Keep the pictures out of the copy and print all the entries below exactly.

## START Source records

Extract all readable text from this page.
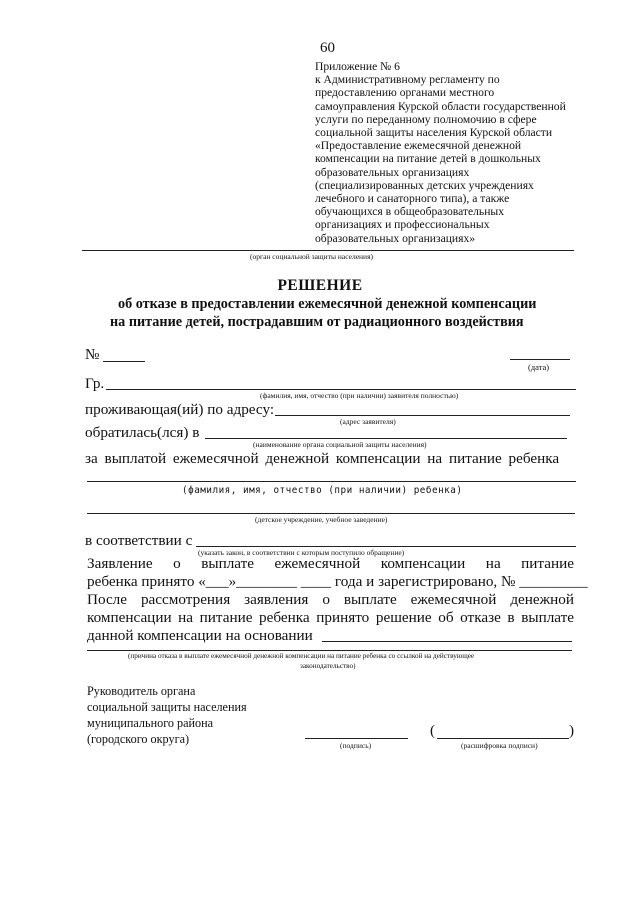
60
Приложение № 6
к Административному регламенту по
предоставлению органами местного
самоуправления Курской области государственной
услуги по переданному полномочию в сфере
социальной защиты населения Курской области
«Предоставление ежемесячной денежной
компенсации на питание детей в дошкольных
образовательных организациях
(специализированных детских учреждениях
лечебного и санаторного типа), а также
обучающихся в общеобразовательных
организациях и профессиональных
образовательных организациях»
(орган социальной защиты населения)
РЕШЕНИЕ
об отказе в предоставлении ежемесячной денежной компенсации
на питание детей, пострадавшим от радиационного воздействия
№
(дата)
Гр.
(фамилия, имя, отчество (при наличии) заявителя полностью)
проживающая(ий) по адресу:
(адрес заявителя)
обратилась(лся) в
(наименование органа социальной защиты населения)
за выплатой ежемесячной денежной компенсации на питание ребенка
(фамилия, имя, отчество (при наличии) ребенка)
(детское учреждение, учебное заведение)
в соответствии с
(указать закон, в соответствии с которым поступило обращение)
Заявление о выплате ежемесячной компенсации на питание
ребенка принято «___»________ ____ года и зарегистрировано, № _________
После рассмотрения заявления о выплате ежемесячной денежной
компенсации на питание ребенка принято решение об отказе в выплате
данной компенсации на основании
(причина отказа в выплате ежемесячной денежной компенсации на питание ребенка со ссылкой на действующее
законодательство)
Руководитель органа
социальной защиты населения
муниципального района
(городского округа)	(подпись)
(	)
(расшифровка подписи)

## END Source records

Response to this task:
Extract all readable text from this page.
60
Приложение № 6
к Административному регламенту по
предоставлению органами местного
самоуправления Курской области государственной
услуги по переданному полномочию в сфере
социальной защиты населения Курской области
«Предоставление ежемесячной денежной
компенсации на питание детей в дошкольных
образовательных организациях
(специализированных детских учреждениях
лечебного и санаторного типа), а также
обучающихся в общеобразовательных
организациях и профессиональных
образовательных организациях»
(орган социальной защиты населения)
РЕШЕНИЕ
об отказе в предоставлении ежемесячной денежной компенсации
на питание детей, пострадавшим от радиационного воздействия
№
(дата)
Гр.
(фамилия, имя, отчество (при наличии) заявителя полностью)
проживающая(ий) по адресу:
(адрес заявителя)
обратилась(лся) в
(наименование органа социальной защиты населения)
за выплатой ежемесячной денежной компенсации на питание ребенка
(фамилия, имя, отчество (при наличии) ребенка)
(детское учреждение, учебное заведение)
в соответствии с
(указать закон, в соответствии с которым поступило обращение)
Заявление о выплате ежемесячной компенсации на питание
ребенка принято «___»________ ____ года и зарегистрировано, № _________
После рассмотрения заявления о выплате ежемесячной денежной
компенсации на питание ребенка принято решение об отказе в выплате
данной компенсации на основании
(причина отказа в выплате ежемесячной денежной компенсации на питание ребенка со ссылкой на действующее
законодательство)
Руководитель органа
социальной защиты населения
муниципального района
(городского округа)	(подпись)
(	)
(расшифровка подписи)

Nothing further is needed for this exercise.